Ralph Pucci is an American mannequin designer, gallery owner and entrepreneur.

Career
In 1954, Pucci's parents founded a business repairing mannequins. Pucci joined the company in 1976 at the age of 22.

One of Pucci's innovations in the field of mannequin design was to collaborate with other artists and designers, such as Ruben Toledo, Andrée Putman and Maira Kalman. In 2004, Pucci released a line of larger-sized female mannequins.

After he collaborated with the french designer Andrée Putman, Pucci began to sell some of her furniture designs as well. His furniture business eventually eclipsed his mannequin business in volume.

In March 2015, a retrospective of Pucci's mannequins were shown in an exhibit at the Museum of Arts and Design.

Ralph Pucci International
Ralph Pucci International is a luxury furniture, lighting and mannequin company based in New York City. What began as a family business in the 1950s fabricating mannequins has grown to a gallery and showroom, with outposts now in Miami and a brand new Los Angeles gallery that opened in March 2017. The mannequins include innovative and avant-garde collaborations with fashion designers, illustrators and supermodels including Ruben Toledo, Anna Sui, Christy Turlington, Maira Kalman and Rebecca Moses. The mannequins are featured in high-end department stores.

RECORDED DATA ->
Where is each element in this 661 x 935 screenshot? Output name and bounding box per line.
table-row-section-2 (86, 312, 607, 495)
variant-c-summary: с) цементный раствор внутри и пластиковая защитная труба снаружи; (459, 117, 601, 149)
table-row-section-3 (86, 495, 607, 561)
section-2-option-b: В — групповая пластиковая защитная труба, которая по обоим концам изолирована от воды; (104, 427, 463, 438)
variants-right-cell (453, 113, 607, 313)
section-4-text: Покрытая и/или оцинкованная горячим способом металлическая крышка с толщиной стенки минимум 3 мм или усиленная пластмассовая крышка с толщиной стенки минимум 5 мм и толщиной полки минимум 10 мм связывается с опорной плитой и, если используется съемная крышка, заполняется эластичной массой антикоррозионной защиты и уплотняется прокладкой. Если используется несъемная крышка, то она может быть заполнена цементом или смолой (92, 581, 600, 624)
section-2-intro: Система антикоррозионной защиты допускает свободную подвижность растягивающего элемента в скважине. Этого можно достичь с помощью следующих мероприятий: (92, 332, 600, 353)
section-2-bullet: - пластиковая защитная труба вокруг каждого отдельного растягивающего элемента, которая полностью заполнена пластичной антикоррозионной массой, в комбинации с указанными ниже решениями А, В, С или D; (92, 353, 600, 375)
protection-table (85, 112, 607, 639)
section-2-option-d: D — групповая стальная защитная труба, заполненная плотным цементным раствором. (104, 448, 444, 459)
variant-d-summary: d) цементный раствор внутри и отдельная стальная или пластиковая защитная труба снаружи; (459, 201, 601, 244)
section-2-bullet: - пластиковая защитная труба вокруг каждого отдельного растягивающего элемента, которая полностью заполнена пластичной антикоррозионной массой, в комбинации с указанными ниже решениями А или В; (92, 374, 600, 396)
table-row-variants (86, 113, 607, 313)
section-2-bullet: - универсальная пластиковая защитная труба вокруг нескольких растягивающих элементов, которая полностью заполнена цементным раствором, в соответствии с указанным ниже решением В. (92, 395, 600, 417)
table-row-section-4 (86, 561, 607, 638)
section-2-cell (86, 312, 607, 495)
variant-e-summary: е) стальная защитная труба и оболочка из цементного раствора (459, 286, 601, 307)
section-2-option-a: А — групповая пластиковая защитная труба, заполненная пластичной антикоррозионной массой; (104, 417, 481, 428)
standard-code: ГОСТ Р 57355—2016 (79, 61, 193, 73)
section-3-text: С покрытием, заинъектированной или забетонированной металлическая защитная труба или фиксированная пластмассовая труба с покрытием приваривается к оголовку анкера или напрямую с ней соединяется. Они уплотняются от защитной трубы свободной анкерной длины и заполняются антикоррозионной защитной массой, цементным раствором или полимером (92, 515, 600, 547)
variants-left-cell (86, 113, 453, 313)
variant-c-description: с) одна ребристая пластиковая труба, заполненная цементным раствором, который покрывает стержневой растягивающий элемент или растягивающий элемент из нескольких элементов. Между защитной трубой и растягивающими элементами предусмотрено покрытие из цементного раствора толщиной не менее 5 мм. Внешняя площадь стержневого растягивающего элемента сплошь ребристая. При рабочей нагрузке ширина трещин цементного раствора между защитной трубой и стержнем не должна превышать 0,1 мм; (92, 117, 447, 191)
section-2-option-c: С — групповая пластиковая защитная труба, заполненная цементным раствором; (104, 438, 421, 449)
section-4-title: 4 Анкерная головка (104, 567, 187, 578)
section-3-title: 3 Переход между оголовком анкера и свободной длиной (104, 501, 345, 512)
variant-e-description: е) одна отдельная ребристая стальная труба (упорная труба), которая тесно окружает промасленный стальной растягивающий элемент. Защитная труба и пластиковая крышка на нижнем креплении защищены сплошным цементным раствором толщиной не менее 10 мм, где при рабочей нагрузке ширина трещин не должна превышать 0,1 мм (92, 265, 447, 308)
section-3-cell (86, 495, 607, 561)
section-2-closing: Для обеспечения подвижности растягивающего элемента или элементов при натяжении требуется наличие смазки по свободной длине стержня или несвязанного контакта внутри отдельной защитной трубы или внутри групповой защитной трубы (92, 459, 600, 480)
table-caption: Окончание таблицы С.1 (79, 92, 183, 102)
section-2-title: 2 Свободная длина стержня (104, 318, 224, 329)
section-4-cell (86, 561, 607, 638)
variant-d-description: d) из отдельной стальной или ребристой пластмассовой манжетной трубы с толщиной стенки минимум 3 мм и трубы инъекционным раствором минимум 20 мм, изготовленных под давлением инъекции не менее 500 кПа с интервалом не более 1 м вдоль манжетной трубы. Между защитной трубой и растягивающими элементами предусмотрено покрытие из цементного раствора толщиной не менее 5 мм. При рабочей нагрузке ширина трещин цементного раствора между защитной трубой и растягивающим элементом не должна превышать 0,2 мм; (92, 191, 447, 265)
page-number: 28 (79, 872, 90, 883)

WHAT YOU WILL DO ->
(A) In the Ralph Pucci article, in what year did Pucci's parents found their mannequin repair business?
(B) Turn the paragraph of the Ralph Pucci article that begins "Ralph Pucci International is a luxury furniture" into a short bulleted list that keeps its main facts.
(C) Transcribe the passage of the Ralph Pucci article from "Ralph Pucci is" to "business in volume.".
Nothing in the data is needed here.

EXERCISE RESULTS ->
(A) 1954

(B)
- Ralph Pucci International is a luxury furniture, lighting and mannequin company based in New York City.
- It began in the 1950s as a family business making mannequins and has grown into a gallery and showroom.
- It has outposts in Miami and a Los Angeles gallery that opened in March 2017.
- Its mannequins include collaborations with fashion designers, illustrators and supermodels such as Ruben Toledo, Anna Sui, Christy Turlington, Maira Kalman and Rebecca Moses.
- The mannequins appear in high-end department stores.

(C)
Ralph Pucci is an American mannequin designer, gallery owner and entrepreneur.

Career
In 1954, Pucci's parents founded a business repairing mannequins. Pucci joined the company in 1976 at the age of 22.

One of Pucci's innovations in the field of mannequin design was to collaborate with other artists and designers, such as Ruben Toledo, Andrée Putman and Maira Kalman. In 2004, Pucci released a line of larger-sized female mannequins.

After he collaborated with the french designer Andrée Putman, Pucci began to sell some of her furniture designs as well. His furniture business eventually eclipsed his mannequin business in volume.